▶ [Excerpt to read]
+--

Electronic supplementary material
The online version of this article (10.1186/s12974-019-1551-z) contains supplementary material, which is available to authorized users.
Keywords: Multiple sclerosis, Neuromyelitis optica spectrum disorder, HLA, Next-generation sequencing
Background
The major histocompatibility complex (MHC) region at 6p21.3 is associated with a wide range of complex human diseases and quantitative traits [1–3]. In autoimmune diseases, such as rheumatoid arthritis, psoriasis, and type 1 diabetes, fine-mapping studies have identified strong genetic risk variants in the MHC region [4–6].
Multiple sclerosis (MS) is an immune-mediated demyelinating disease of the central nervous system, which affects approximately 2.3 million people worldwide [7]. Genome-wide association studies (GWAS) have reported that the MHC region is the most significant locus associated with MS [8–12]. In Europeans, previous studies have reported a relationship between classical HLA genes and MS, and found that HLA-DRB1*15:01 had the strongest effect on MS susceptibility [13]. In 2013, Patsopoulos, et al. reported that both class II HLA genes and class I HLA genes independently confer susceptibility to MS [14].
These researchers used an HLA imputation method, which computationally imputed HLA variants from single nucleotide polymorphisms (SNP) genotype data obtained from GWAS. They analyzed MS associations with eight classical HLA genes and found HLA-A*02:01 had an independent protective effect on MS. In 2018, high-resolution HLA analysis of MS by using next-generation sequencing (NGS) was conducted in Europeans [15]. The researchers found that specific class I HLA polymorphisms, such as HLA-A*02:01, HLA-C*03:04, and HLA-B*40:01 were protective for MS, independently from HLA-DRB1*15:01. In a Japanese population, Yoshimura et al. reported in 2012 that HLA-DRB1*04:05 and HLA-DPB1*03:01 were significantly associated with MS susceptibility [16]. The authors also reported that MS patients with HLA-DRB1*04:05 have a younger onset of disease. In 2016, Nakamura et al. conducted HLA analysis and found that HLA-DRB1*04:05 and HLA-DRB1*15:01 were risk factors for MS in Japanese individuals [17]. They also found that living at higher latitude and HLA-DRB1*04:05 independently affect the severity of MS.

+--

▶ [Available data]
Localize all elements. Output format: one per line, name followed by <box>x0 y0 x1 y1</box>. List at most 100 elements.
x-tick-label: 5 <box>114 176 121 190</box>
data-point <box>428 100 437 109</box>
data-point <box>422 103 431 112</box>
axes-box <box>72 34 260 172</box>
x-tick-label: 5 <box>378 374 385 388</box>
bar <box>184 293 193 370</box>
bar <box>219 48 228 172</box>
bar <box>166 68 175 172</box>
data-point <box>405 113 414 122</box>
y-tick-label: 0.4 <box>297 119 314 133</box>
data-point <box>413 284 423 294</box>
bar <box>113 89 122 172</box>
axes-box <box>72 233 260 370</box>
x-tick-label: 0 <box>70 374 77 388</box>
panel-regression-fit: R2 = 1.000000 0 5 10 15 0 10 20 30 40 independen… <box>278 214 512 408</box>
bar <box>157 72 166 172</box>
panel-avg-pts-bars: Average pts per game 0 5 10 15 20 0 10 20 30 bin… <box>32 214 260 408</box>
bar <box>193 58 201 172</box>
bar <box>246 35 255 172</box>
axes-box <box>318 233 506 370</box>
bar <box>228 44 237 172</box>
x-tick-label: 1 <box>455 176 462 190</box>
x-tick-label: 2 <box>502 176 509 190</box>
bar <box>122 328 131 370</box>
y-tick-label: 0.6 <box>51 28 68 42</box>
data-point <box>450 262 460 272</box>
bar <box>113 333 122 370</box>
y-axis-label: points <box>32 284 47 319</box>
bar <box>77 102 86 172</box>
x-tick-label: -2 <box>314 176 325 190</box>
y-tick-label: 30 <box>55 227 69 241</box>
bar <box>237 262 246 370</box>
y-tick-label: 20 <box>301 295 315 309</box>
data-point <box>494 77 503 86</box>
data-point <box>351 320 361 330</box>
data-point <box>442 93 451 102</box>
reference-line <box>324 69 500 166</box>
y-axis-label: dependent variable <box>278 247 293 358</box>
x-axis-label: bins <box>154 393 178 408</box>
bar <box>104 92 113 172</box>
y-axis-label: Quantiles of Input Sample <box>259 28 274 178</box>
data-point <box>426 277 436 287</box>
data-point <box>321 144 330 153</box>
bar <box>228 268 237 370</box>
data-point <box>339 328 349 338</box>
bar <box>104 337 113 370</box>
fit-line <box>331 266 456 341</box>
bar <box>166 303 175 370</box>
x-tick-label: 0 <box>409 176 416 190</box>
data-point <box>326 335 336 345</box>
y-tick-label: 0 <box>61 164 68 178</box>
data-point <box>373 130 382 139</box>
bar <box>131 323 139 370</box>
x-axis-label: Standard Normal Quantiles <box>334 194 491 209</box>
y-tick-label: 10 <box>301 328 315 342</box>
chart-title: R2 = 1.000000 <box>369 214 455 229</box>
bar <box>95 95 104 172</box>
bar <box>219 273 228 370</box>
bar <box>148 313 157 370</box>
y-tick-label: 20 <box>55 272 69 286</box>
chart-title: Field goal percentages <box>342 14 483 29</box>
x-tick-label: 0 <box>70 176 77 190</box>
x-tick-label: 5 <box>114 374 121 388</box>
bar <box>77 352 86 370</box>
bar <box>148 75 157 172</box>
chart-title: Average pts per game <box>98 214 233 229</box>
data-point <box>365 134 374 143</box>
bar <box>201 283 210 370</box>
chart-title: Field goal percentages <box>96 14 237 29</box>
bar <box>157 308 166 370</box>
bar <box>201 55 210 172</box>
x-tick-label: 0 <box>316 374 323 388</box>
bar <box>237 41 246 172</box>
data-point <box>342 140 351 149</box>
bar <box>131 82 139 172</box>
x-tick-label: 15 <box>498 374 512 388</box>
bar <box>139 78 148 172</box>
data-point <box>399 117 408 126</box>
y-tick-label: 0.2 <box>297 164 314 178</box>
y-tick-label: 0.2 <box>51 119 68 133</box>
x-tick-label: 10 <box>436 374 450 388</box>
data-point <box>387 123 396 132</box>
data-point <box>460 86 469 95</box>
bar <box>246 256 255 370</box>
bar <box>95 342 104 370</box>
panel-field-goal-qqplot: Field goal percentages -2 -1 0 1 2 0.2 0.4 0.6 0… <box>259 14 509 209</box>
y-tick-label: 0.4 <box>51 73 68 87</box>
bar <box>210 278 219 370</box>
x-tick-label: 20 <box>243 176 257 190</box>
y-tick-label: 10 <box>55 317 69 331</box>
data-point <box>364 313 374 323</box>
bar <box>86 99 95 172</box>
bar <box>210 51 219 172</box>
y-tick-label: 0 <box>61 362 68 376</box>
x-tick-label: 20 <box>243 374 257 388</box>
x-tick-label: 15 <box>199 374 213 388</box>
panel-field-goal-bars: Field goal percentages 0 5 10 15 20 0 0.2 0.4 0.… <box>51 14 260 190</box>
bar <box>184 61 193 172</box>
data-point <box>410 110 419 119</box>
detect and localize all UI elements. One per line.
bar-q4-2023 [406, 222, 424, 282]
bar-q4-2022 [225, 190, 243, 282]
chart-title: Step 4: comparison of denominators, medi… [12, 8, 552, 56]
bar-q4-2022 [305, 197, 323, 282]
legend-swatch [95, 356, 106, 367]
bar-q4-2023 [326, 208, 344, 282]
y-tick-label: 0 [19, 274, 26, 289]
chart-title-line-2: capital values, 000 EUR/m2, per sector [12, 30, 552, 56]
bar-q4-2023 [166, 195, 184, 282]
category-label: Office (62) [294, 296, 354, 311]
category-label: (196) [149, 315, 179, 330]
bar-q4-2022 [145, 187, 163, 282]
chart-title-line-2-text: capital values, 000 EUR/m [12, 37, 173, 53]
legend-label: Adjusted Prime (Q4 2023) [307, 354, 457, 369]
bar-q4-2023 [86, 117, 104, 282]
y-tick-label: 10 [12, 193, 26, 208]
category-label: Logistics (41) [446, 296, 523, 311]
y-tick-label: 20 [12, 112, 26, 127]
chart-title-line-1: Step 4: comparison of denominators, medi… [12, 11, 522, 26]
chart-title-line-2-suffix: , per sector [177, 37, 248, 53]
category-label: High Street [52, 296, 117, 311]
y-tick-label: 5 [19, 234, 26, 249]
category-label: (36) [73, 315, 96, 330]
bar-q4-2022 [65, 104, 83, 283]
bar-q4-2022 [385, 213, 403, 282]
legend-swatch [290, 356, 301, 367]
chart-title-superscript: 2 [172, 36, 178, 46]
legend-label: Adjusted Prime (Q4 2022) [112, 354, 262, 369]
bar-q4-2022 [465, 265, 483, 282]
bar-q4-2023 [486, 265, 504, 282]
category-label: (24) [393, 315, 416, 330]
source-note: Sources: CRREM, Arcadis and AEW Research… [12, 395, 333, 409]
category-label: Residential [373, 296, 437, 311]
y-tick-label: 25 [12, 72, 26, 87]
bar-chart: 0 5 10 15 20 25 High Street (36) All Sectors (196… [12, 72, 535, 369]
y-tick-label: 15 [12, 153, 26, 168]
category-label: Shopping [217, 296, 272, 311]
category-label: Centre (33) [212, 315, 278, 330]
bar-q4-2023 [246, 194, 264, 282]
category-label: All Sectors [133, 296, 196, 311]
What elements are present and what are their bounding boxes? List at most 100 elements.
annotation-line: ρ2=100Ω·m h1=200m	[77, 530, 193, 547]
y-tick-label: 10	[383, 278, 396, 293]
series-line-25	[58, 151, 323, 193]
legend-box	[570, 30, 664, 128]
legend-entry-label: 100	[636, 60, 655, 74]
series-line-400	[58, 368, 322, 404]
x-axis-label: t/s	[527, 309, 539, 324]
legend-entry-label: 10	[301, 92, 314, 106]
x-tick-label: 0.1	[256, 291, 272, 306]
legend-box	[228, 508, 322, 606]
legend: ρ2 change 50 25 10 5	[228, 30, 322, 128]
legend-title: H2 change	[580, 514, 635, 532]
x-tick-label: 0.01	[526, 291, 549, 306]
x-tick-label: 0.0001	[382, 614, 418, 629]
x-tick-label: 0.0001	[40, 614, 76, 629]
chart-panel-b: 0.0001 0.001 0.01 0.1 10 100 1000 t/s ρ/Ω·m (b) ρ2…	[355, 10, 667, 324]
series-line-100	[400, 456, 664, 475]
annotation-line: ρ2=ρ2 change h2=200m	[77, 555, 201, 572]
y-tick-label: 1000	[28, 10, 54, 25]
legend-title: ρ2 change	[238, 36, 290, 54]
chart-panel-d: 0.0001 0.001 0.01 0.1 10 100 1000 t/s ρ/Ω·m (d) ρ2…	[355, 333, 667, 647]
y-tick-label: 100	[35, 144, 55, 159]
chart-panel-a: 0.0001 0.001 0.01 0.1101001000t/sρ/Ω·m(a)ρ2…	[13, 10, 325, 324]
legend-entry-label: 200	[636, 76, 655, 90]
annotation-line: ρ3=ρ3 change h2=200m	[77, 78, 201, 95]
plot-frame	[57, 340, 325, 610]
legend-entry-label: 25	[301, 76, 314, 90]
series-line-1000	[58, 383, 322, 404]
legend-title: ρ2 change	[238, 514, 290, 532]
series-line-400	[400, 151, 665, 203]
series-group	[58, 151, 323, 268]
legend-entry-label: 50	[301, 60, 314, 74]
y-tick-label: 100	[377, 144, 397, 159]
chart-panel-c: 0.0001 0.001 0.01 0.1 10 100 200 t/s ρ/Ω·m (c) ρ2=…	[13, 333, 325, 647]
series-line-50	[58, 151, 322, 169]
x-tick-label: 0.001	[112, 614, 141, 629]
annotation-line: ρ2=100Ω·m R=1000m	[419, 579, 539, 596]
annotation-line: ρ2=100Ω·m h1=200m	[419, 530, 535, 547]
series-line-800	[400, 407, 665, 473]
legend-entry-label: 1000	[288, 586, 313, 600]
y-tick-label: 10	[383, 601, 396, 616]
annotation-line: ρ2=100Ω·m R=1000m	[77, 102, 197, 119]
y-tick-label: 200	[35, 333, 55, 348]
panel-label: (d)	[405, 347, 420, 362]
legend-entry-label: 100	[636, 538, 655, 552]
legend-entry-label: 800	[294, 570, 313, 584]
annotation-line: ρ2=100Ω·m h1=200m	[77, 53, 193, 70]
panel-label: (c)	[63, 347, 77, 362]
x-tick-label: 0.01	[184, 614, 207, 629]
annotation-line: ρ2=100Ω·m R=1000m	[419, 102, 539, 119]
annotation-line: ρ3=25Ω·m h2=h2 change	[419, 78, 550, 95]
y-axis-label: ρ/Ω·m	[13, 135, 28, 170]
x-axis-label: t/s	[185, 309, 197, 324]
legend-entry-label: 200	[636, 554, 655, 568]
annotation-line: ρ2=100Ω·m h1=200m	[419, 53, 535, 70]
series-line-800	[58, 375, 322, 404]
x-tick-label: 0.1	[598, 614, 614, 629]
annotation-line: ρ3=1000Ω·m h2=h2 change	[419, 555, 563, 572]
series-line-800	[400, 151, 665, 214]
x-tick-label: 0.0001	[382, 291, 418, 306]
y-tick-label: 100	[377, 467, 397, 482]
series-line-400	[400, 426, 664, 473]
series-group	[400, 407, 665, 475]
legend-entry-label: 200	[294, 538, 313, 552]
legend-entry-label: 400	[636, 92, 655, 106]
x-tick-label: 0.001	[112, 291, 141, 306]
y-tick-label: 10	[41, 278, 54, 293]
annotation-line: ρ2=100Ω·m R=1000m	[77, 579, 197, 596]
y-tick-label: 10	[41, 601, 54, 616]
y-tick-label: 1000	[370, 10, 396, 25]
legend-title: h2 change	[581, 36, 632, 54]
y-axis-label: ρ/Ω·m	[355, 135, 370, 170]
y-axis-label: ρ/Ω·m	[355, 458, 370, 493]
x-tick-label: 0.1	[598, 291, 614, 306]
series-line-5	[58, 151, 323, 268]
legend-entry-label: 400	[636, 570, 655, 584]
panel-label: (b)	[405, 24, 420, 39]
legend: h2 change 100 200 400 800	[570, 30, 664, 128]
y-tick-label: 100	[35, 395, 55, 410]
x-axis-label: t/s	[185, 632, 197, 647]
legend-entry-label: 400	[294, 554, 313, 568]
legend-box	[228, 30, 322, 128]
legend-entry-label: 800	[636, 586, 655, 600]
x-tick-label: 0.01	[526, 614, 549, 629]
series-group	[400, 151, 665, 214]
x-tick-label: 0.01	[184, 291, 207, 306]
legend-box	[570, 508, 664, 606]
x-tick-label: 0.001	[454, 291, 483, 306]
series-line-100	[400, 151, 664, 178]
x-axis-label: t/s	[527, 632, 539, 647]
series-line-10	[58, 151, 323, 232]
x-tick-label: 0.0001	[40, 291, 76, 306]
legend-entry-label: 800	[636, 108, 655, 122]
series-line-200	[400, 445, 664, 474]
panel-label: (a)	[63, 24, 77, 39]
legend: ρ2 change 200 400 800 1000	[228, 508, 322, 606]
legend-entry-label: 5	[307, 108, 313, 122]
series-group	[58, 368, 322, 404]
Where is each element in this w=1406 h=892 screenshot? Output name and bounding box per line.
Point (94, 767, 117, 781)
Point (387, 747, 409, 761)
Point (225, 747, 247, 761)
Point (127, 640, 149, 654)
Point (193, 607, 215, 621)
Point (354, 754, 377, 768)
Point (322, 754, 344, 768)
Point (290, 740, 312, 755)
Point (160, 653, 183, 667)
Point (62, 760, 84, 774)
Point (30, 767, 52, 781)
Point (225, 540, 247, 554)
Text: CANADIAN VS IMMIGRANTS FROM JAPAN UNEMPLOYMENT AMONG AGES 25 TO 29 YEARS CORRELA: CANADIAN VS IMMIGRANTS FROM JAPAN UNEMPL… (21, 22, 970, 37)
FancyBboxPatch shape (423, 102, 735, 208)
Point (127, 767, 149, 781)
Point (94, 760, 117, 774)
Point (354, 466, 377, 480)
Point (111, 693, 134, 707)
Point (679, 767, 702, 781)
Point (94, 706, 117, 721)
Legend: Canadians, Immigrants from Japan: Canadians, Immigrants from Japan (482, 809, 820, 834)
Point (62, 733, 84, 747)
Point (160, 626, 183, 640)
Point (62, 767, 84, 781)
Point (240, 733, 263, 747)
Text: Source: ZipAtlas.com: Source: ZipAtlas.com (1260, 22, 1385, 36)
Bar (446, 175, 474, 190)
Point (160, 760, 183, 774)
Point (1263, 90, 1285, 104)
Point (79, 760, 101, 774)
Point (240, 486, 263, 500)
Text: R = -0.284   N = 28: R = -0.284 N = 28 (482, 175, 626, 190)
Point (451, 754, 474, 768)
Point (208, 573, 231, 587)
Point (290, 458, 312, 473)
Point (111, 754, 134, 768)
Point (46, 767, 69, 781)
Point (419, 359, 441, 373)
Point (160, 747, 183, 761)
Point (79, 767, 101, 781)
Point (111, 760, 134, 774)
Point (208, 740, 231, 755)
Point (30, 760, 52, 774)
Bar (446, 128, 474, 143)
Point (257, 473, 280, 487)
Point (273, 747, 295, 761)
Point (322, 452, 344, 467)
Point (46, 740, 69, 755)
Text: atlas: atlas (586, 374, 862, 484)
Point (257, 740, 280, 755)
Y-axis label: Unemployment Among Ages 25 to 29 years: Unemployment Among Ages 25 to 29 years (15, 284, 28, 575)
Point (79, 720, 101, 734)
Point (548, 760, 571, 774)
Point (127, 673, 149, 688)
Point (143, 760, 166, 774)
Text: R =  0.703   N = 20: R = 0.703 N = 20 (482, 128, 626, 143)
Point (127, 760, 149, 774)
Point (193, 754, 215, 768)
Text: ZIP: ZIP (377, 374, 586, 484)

+--

▶ [What to work on]
**A)** Rewrite the multiple sclerosis passage from "Electronic supplementary material" up to and including "MHC region [4–6].", putting "human disorders" in place of "human diseases".
**B)** Answer these questions from the multiple sclerosis passage:
(i) About how many people worldwide does multiple sclerosis affect?
(ii) In what year did Yoshimura et al. report their findings on a Japanese population?
(iii) Which HLA allele did Nakamura et al. find, along with living at higher latitude, to independently affect the severity of multiple sclerosis?

▶ [Answers below]
**A)**
Electronic supplementary material
The online version of this article (10.1186/s12974-019-1551-z) contains supplementary material, which is available to authorized users.
Keywords: Multiple sclerosis, Neuromyelitis optica spectrum disorder, HLA, Next-generation sequencing
Background
The major histocompatibility complex (MHC) region at 6p21.3 is associated with a wide range of complex human disorders and quantitative traits [1–3]. In autoimmune diseases, such as rheumatoid arthritis, psoriasis, and type 1 diabetes, fine-mapping studies have identified strong genetic risk variants in the MHC region [4–6].

**B)**
(i) Approximately 2.3 million people.
(ii) 2012.
(iii) HLA-DRB1*04:05.